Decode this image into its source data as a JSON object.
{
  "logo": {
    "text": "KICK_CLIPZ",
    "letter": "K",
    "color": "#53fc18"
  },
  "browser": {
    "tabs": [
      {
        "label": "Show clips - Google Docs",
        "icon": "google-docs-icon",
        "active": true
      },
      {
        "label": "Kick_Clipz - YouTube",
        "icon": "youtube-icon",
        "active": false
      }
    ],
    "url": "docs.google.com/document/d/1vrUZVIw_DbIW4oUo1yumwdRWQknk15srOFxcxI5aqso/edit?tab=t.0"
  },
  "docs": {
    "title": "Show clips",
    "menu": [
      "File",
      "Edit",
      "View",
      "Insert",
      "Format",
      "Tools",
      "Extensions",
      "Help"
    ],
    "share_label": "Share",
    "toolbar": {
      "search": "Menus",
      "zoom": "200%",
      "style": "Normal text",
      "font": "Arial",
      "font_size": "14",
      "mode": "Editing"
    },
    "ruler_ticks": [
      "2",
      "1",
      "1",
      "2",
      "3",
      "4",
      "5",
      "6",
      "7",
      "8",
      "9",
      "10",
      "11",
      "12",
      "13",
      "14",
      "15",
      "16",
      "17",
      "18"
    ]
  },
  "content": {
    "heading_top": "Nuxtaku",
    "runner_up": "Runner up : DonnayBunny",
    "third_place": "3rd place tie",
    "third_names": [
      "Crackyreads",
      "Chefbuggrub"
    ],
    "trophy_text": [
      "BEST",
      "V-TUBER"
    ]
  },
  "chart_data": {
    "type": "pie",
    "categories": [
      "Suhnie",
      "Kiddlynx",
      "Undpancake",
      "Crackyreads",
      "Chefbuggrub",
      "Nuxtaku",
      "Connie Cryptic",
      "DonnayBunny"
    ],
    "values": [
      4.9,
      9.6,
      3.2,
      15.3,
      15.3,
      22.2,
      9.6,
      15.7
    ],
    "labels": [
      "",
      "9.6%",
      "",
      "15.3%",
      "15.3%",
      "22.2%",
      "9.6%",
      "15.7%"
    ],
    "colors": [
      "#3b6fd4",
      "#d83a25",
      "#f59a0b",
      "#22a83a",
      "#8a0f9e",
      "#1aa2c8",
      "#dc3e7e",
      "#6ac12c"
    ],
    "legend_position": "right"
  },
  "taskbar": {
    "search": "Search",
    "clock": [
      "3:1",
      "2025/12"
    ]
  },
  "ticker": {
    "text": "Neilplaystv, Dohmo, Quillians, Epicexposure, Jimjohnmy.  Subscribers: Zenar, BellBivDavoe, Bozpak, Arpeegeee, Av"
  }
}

************

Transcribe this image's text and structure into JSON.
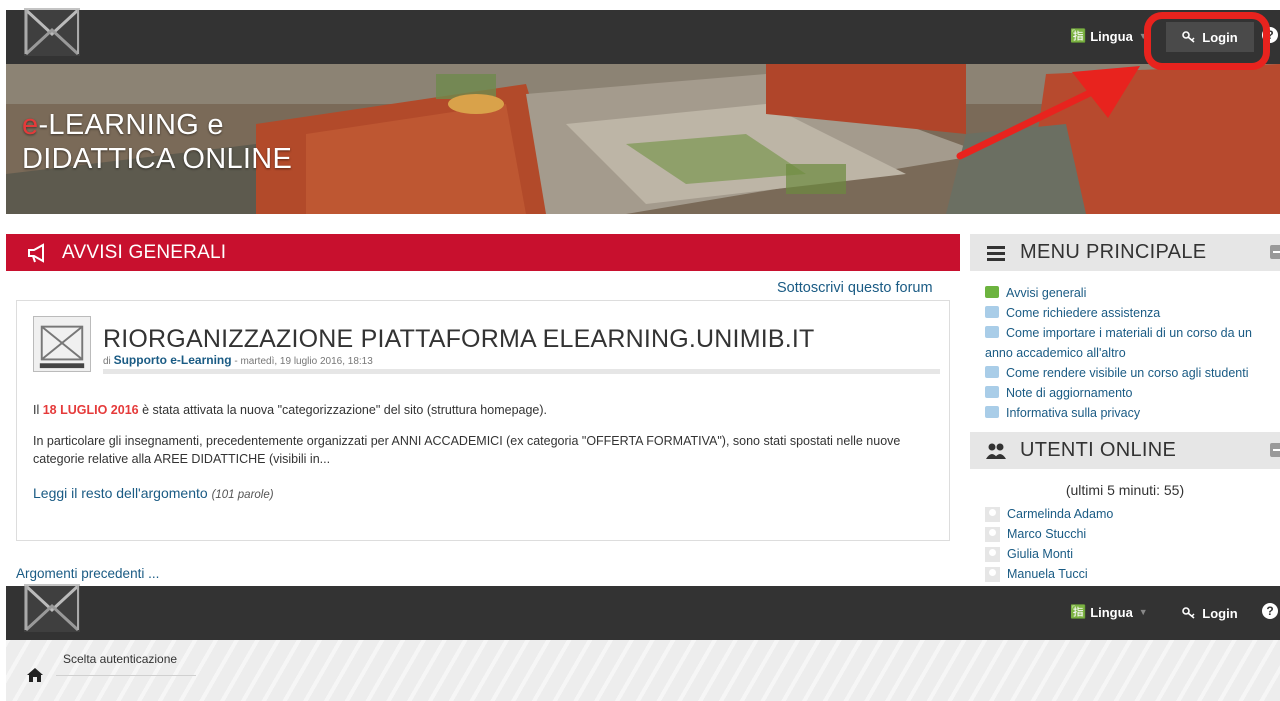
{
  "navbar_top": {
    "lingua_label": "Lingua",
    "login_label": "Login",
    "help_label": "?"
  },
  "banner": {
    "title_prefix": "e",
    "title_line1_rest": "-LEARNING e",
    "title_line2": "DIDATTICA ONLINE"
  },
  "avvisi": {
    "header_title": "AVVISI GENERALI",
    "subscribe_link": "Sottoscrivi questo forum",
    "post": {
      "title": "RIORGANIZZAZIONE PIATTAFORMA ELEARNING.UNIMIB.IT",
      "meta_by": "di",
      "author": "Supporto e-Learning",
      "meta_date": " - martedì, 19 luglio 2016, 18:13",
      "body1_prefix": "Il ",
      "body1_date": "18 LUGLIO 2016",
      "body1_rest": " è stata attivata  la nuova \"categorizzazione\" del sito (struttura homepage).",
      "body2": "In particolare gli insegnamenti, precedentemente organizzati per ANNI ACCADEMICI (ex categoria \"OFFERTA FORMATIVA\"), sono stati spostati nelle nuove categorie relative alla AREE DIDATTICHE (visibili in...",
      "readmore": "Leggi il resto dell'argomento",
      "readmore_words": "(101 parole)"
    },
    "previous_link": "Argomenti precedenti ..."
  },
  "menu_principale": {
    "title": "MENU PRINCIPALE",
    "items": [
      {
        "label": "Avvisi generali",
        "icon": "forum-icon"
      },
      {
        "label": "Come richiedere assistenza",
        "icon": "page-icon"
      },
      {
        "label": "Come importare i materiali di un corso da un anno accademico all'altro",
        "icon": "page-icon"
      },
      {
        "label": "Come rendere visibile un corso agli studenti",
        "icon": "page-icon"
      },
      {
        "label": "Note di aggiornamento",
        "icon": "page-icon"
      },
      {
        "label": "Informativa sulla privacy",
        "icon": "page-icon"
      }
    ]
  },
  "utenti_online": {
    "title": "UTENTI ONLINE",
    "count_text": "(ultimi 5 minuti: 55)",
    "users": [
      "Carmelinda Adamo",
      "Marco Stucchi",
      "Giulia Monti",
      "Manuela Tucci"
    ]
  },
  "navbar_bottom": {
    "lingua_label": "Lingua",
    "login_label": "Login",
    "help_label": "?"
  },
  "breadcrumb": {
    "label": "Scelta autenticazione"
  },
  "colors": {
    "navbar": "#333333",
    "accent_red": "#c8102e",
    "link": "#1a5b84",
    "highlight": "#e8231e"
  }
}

************

- **To be done**
The lines above form a set of records; determine how many of them contain the string "image" and give that number alone.

- **Worked solution**
2